--- Exercise objective ---
Pick out the lines below with "Integrations" and list them.

═════ Task inputs

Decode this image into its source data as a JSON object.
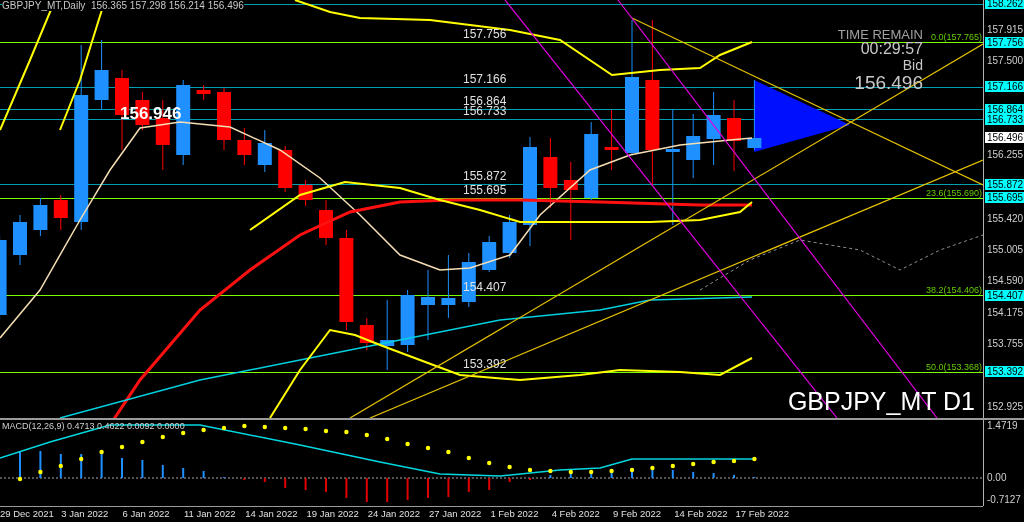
{
  "header": "GBPJPY_MT,Daily  156.365 157.298 156.214 156.496",
  "price_label": "156.946",
  "time_remain": {
    "label": "TIME REMAIN",
    "value": "00:29:57",
    "bid_label": "Bid",
    "bid": "156.496"
  },
  "chart_symbol": "GBPJPY_MT D1",
  "levels": [
    {
      "axis_label": "158.262",
      "color": "#00a0b0"
    },
    {
      "axis_label": "157.756",
      "chart_label": "157.756",
      "fib_label": "0.0(157.765)",
      "color": "#7cfc00"
    },
    {
      "axis_label": "157.166",
      "chart_label": "157.166",
      "color": "#00a0b0"
    },
    {
      "axis_label": "156.864",
      "chart_label": "156.864",
      "color": "#00a0b0"
    },
    {
      "axis_label": "156.733",
      "chart_label": "156.733",
      "color": "#00a0b0"
    },
    {
      "axis_label": "155.872",
      "chart_label": "155.872",
      "color": "#00a0b0"
    },
    {
      "axis_label": "155.695",
      "chart_label": "155.695",
      "fib_label": "23.6(155.690)",
      "color": "#7cfc00"
    },
    {
      "axis_label": "154.407",
      "chart_label": "154.407",
      "fib_label": "38.2(154.406)",
      "color": "#7cfc00"
    },
    {
      "axis_label": "153.392",
      "chart_label": "153.392",
      "fib_label": "50.0(153.368)",
      "color": "#7cfc00"
    }
  ],
  "price_axis": {
    "ticks": [
      "157.915",
      "157.500",
      "156.255",
      "155.420",
      "155.005",
      "154.590",
      "154.175",
      "153.755",
      "152.925"
    ],
    "current": "156.496"
  },
  "macd": {
    "label": "MACD(12,26,9) 0.4713 0.4622 0.0092 0.0000",
    "axis": [
      "1.4719",
      "0.00",
      "-0.7127"
    ]
  },
  "date_axis": [
    "29 Dec 2021",
    "3 Jan 2022",
    "6 Jan 2022",
    "11 Jan 2022",
    "14 Jan 2022",
    "19 Jan 2022",
    "24 Jan 2022",
    "27 Jan 2022",
    "1 Feb 2022",
    "4 Feb 2022",
    "9 Feb 2022",
    "14 Feb 2022",
    "17 Feb 2022"
  ]
}
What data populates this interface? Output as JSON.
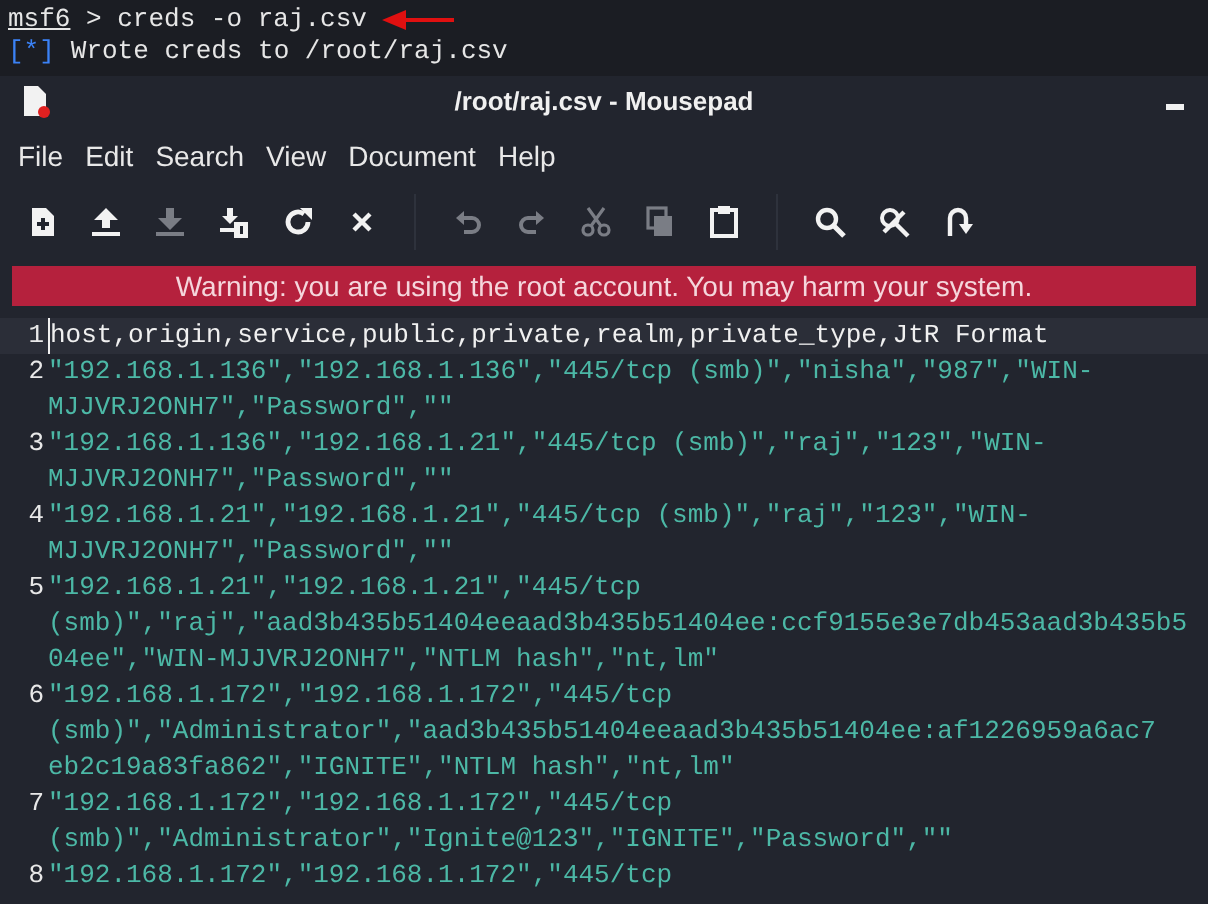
{
  "terminal": {
    "prompt": "msf6",
    "command": " > creds -o raj.csv",
    "output_marker": "[*]",
    "output": "Wrote creds to /root/raj.csv"
  },
  "window": {
    "title": "/root/raj.csv - Mousepad"
  },
  "menu": [
    "File",
    "Edit",
    "Search",
    "View",
    "Document",
    "Help"
  ],
  "toolbar": [
    {
      "kind": "new",
      "disabled": false
    },
    {
      "kind": "open",
      "disabled": false
    },
    {
      "kind": "save",
      "disabled": true
    },
    {
      "kind": "save-as",
      "disabled": false
    },
    {
      "kind": "reload",
      "disabled": false
    },
    {
      "kind": "close",
      "disabled": false
    },
    {
      "kind": "sep"
    },
    {
      "kind": "undo",
      "disabled": true
    },
    {
      "kind": "redo",
      "disabled": true
    },
    {
      "kind": "cut",
      "disabled": true
    },
    {
      "kind": "copy",
      "disabled": true
    },
    {
      "kind": "paste",
      "disabled": false
    },
    {
      "kind": "sep"
    },
    {
      "kind": "find",
      "disabled": false
    },
    {
      "kind": "replace",
      "disabled": false
    },
    {
      "kind": "goto",
      "disabled": false
    }
  ],
  "warning": "Warning: you are using the root account. You may harm your system.",
  "lines": [
    {
      "number": "1",
      "current": true,
      "header": true,
      "rows": [
        "host,origin,service,public,private,realm,private_type,JtR Format"
      ]
    },
    {
      "number": "2",
      "current": false,
      "header": false,
      "rows": [
        "\"192.168.1.136\",\"192.168.1.136\",\"445/tcp (smb)\",\"nisha\",\"987\",\"WIN-",
        "MJJVRJ2ONH7\",\"Password\",\"\""
      ]
    },
    {
      "number": "3",
      "current": false,
      "header": false,
      "rows": [
        "\"192.168.1.136\",\"192.168.1.21\",\"445/tcp (smb)\",\"raj\",\"123\",\"WIN-",
        "MJJVRJ2ONH7\",\"Password\",\"\""
      ]
    },
    {
      "number": "4",
      "current": false,
      "header": false,
      "rows": [
        "\"192.168.1.21\",\"192.168.1.21\",\"445/tcp (smb)\",\"raj\",\"123\",\"WIN-",
        "MJJVRJ2ONH7\",\"Password\",\"\""
      ]
    },
    {
      "number": "5",
      "current": false,
      "header": false,
      "rows": [
        "\"192.168.1.21\",\"192.168.1.21\",\"445/tcp",
        "(smb)\",\"raj\",\"aad3b435b51404eeaad3b435b51404ee:ccf9155e3e7db453aad3b435b5",
        "04ee\",\"WIN-MJJVRJ2ONH7\",\"NTLM hash\",\"nt,lm\""
      ]
    },
    {
      "number": "6",
      "current": false,
      "header": false,
      "rows": [
        "\"192.168.1.172\",\"192.168.1.172\",\"445/tcp",
        "(smb)\",\"Administrator\",\"aad3b435b51404eeaad3b435b51404ee:af1226959a6ac7",
        "eb2c19a83fa862\",\"IGNITE\",\"NTLM hash\",\"nt,lm\""
      ]
    },
    {
      "number": "7",
      "current": false,
      "header": false,
      "rows": [
        "\"192.168.1.172\",\"192.168.1.172\",\"445/tcp",
        "(smb)\",\"Administrator\",\"Ignite@123\",\"IGNITE\",\"Password\",\"\""
      ]
    },
    {
      "number": "8",
      "current": false,
      "header": false,
      "rows": [
        "\"192.168.1.172\",\"192.168.1.172\",\"445/tcp"
      ]
    }
  ]
}
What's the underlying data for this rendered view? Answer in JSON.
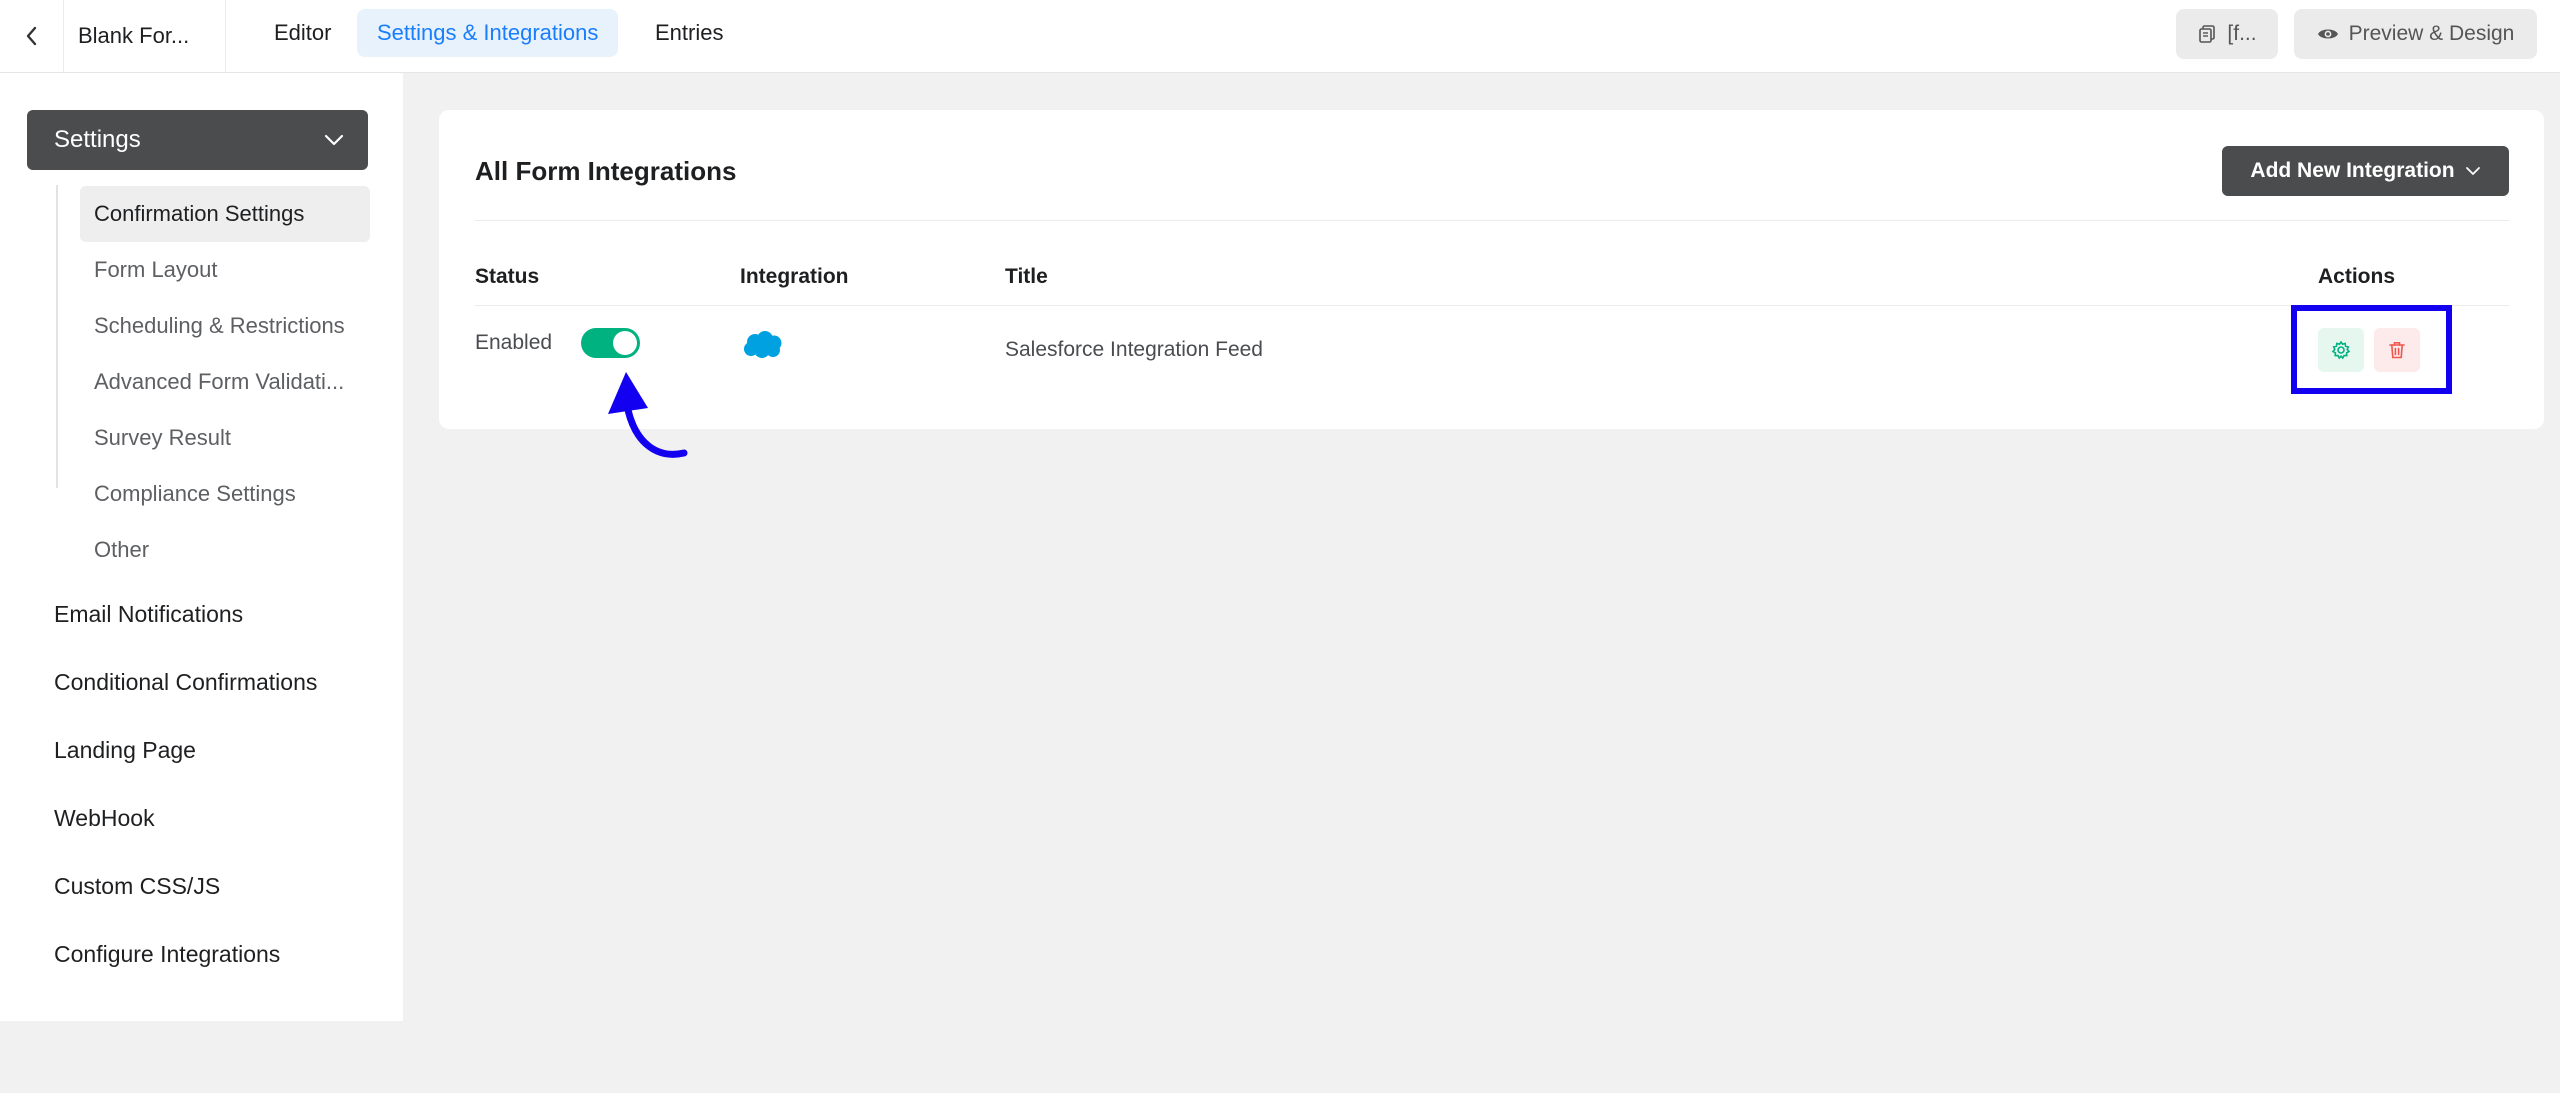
{
  "header": {
    "form_name": "Blank For...",
    "tabs": [
      {
        "label": "Editor"
      },
      {
        "label": "Settings & Integrations"
      },
      {
        "label": "Entries"
      }
    ],
    "shortcode_label": "[f...",
    "preview_label": "Preview & Design"
  },
  "sidebar": {
    "settings_label": "Settings",
    "sub_items": [
      {
        "label": "Confirmation Settings"
      },
      {
        "label": "Form Layout"
      },
      {
        "label": "Scheduling & Restrictions"
      },
      {
        "label": "Advanced Form Validati..."
      },
      {
        "label": "Survey Result"
      },
      {
        "label": "Compliance Settings"
      },
      {
        "label": "Other"
      }
    ],
    "items": [
      {
        "label": "Email Notifications"
      },
      {
        "label": "Conditional Confirmations"
      },
      {
        "label": "Landing Page"
      },
      {
        "label": "WebHook"
      },
      {
        "label": "Custom CSS/JS"
      },
      {
        "label": "Configure Integrations"
      }
    ]
  },
  "main": {
    "title": "All Form Integrations",
    "add_button_label": "Add New Integration",
    "table": {
      "headers": {
        "status": "Status",
        "integration": "Integration",
        "title": "Title",
        "actions": "Actions"
      },
      "rows": [
        {
          "status": "Enabled",
          "integration_icon": "salesforce-cloud-icon",
          "title": "Salesforce Integration Feed",
          "enabled": true
        }
      ]
    }
  },
  "colors": {
    "accent": "#1a7efb",
    "toggle_on": "#00b27f",
    "dark_button": "#4b4c4d",
    "annotation": "#1300f0",
    "salesforce": "#00a1e0"
  }
}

══════════

--- Answer in full ---
        "label": "Settings & Integrations"
        "label": "Configure Integrations"
    "title": "All Form Integrations",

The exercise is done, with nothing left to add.